YOUR TASK :: What is the number of lines in these entries that include "กชาย"? Write that number and no other text.

# # #

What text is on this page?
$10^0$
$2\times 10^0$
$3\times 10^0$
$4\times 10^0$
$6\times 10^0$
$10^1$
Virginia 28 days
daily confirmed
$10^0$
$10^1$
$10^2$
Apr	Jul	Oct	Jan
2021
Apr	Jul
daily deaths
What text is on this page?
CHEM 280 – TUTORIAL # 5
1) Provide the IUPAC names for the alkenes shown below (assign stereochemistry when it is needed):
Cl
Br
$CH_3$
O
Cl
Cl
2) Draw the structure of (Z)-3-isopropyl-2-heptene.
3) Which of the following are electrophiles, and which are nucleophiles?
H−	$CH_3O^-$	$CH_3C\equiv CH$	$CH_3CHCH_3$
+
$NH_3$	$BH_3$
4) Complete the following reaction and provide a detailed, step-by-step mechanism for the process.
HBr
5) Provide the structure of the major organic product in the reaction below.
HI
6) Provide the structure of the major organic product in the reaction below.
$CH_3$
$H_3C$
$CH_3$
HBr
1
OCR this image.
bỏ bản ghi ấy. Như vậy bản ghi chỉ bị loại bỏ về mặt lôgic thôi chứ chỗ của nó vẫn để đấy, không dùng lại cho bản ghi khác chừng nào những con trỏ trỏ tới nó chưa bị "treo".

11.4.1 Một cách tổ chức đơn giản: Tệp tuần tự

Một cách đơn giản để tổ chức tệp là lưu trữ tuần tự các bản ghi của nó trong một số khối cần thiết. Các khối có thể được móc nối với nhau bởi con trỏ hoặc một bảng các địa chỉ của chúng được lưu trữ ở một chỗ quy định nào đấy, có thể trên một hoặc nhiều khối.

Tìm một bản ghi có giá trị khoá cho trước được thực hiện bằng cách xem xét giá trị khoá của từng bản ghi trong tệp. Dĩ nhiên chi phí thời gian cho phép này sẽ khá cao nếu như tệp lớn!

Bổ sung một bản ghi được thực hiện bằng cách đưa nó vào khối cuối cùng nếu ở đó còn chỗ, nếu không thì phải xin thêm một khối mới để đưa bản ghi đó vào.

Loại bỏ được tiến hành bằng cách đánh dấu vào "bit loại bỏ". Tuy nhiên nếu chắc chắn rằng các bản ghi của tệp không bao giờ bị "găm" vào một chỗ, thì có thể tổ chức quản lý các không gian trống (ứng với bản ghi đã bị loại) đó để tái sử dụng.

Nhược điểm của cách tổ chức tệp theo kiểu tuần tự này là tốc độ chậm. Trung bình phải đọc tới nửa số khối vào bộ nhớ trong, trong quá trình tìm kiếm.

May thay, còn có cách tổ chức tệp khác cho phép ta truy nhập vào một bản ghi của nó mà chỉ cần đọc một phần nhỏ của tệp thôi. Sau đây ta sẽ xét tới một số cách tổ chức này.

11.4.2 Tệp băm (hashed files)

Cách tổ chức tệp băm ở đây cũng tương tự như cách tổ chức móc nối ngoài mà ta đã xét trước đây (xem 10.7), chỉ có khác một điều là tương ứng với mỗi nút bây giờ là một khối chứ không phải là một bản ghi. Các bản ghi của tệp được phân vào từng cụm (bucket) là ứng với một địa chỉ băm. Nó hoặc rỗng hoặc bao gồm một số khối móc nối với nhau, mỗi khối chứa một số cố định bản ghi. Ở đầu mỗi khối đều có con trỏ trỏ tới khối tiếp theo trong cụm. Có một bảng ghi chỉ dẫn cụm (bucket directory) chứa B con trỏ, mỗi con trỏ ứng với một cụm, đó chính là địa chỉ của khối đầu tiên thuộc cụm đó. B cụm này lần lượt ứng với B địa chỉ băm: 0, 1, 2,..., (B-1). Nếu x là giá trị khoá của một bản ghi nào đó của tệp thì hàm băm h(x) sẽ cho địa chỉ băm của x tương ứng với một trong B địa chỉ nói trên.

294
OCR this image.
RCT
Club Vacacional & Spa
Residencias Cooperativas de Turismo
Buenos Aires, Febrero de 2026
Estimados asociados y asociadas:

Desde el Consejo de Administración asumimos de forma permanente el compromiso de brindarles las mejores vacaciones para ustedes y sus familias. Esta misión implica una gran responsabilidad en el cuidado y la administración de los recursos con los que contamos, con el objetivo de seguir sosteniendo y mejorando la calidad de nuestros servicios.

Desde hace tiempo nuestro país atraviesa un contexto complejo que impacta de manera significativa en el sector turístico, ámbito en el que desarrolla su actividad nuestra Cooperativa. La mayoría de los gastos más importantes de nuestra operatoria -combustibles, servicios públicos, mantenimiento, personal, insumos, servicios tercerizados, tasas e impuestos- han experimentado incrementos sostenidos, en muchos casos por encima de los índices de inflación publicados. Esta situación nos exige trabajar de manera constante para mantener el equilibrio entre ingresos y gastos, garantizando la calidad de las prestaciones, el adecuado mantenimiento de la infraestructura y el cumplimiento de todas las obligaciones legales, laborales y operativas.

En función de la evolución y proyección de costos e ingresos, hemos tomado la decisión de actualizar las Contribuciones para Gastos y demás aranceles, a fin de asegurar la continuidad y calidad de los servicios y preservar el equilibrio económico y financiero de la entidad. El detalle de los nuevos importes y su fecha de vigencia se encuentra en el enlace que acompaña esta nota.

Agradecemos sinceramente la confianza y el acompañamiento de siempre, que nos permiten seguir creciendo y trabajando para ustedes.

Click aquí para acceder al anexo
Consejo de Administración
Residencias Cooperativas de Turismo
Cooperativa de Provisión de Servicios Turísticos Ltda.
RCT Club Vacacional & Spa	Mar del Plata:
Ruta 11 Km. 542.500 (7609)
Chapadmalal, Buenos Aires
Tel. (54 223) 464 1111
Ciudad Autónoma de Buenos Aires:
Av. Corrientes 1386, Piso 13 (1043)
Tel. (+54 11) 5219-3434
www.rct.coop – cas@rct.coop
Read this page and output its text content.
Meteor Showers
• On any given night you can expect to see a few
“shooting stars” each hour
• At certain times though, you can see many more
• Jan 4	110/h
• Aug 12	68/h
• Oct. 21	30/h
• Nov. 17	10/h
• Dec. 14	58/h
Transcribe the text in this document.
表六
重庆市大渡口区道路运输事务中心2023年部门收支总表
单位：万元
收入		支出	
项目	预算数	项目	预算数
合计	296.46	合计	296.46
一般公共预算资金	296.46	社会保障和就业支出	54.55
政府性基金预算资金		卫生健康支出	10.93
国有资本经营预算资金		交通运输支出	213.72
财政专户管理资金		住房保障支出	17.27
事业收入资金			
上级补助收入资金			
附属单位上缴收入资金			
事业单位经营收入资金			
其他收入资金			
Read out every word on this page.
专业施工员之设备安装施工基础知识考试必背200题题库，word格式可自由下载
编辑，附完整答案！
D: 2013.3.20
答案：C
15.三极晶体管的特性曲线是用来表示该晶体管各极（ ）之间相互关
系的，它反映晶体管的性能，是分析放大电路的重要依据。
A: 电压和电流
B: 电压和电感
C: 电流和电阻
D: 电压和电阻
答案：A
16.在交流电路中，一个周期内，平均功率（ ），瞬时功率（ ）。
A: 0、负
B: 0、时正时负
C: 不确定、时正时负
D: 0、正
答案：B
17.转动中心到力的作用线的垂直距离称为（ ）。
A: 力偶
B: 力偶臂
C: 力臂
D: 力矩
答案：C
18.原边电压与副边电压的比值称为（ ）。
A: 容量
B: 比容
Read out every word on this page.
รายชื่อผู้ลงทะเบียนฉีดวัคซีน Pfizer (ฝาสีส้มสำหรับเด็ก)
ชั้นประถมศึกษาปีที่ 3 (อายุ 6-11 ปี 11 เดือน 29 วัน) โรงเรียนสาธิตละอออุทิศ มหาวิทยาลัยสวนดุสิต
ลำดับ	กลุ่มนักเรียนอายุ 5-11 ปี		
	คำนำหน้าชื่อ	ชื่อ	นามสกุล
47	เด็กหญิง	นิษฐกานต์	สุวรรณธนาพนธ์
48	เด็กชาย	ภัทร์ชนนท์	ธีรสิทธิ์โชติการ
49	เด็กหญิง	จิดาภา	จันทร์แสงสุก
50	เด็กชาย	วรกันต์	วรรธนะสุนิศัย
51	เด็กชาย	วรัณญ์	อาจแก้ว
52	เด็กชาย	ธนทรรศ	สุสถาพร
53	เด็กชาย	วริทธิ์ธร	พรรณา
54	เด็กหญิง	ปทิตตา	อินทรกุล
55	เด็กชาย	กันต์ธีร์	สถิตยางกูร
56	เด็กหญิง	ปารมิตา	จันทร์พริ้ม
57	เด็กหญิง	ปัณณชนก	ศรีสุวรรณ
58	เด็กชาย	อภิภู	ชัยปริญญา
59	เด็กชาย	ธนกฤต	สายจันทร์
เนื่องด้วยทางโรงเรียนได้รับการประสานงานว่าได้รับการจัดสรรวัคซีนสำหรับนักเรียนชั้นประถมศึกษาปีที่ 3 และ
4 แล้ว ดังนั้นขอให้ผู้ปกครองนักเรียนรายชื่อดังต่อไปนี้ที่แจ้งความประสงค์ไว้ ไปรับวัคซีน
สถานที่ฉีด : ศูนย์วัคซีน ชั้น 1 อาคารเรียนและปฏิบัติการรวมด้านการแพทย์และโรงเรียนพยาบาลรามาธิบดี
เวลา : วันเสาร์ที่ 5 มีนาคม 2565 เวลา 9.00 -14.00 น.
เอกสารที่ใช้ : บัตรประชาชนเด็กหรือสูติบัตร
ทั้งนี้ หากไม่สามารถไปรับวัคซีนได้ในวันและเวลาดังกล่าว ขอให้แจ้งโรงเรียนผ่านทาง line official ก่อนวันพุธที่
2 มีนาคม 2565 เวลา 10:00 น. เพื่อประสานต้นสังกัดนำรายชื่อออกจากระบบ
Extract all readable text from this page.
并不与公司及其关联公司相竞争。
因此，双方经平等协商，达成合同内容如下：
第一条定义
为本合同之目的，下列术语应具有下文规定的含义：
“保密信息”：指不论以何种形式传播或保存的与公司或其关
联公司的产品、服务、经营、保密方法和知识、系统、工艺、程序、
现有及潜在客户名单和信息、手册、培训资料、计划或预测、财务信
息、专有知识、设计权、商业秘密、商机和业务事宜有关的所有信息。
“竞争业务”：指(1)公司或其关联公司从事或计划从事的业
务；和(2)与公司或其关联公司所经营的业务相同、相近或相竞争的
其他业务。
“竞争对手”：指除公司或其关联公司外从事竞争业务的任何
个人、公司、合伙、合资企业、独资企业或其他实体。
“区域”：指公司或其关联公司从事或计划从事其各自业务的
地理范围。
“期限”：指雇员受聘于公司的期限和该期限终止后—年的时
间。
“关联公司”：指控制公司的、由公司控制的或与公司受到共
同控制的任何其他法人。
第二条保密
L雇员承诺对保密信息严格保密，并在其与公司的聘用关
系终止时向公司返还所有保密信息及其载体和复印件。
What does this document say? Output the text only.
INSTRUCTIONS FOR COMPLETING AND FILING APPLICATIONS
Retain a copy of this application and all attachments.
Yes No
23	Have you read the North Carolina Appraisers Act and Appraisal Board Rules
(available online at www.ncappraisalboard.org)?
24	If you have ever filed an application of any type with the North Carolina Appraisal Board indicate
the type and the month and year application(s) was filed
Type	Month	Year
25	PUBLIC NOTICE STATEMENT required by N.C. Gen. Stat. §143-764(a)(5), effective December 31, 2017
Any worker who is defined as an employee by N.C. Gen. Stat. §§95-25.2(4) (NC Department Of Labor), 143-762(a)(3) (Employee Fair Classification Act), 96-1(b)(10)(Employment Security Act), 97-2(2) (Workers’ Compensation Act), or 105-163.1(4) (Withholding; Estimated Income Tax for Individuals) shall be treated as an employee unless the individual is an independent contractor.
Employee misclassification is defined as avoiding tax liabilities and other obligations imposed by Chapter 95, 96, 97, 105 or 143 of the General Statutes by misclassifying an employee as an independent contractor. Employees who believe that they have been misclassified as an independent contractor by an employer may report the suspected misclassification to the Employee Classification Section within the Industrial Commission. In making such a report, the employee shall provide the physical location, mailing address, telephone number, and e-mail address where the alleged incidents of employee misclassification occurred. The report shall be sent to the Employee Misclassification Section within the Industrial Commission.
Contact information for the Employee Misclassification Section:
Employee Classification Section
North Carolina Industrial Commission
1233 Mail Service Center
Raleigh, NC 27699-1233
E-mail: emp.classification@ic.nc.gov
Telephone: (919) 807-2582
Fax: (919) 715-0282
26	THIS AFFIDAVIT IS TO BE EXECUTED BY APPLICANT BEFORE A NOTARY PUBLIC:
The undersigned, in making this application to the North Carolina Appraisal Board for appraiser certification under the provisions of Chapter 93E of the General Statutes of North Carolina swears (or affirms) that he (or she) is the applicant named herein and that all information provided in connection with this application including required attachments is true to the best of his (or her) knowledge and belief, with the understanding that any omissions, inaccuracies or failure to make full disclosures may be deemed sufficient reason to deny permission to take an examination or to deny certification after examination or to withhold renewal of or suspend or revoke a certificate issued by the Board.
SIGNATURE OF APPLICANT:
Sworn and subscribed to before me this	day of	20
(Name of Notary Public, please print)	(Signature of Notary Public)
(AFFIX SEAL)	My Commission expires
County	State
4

# # #

THE RESPONSE :: 8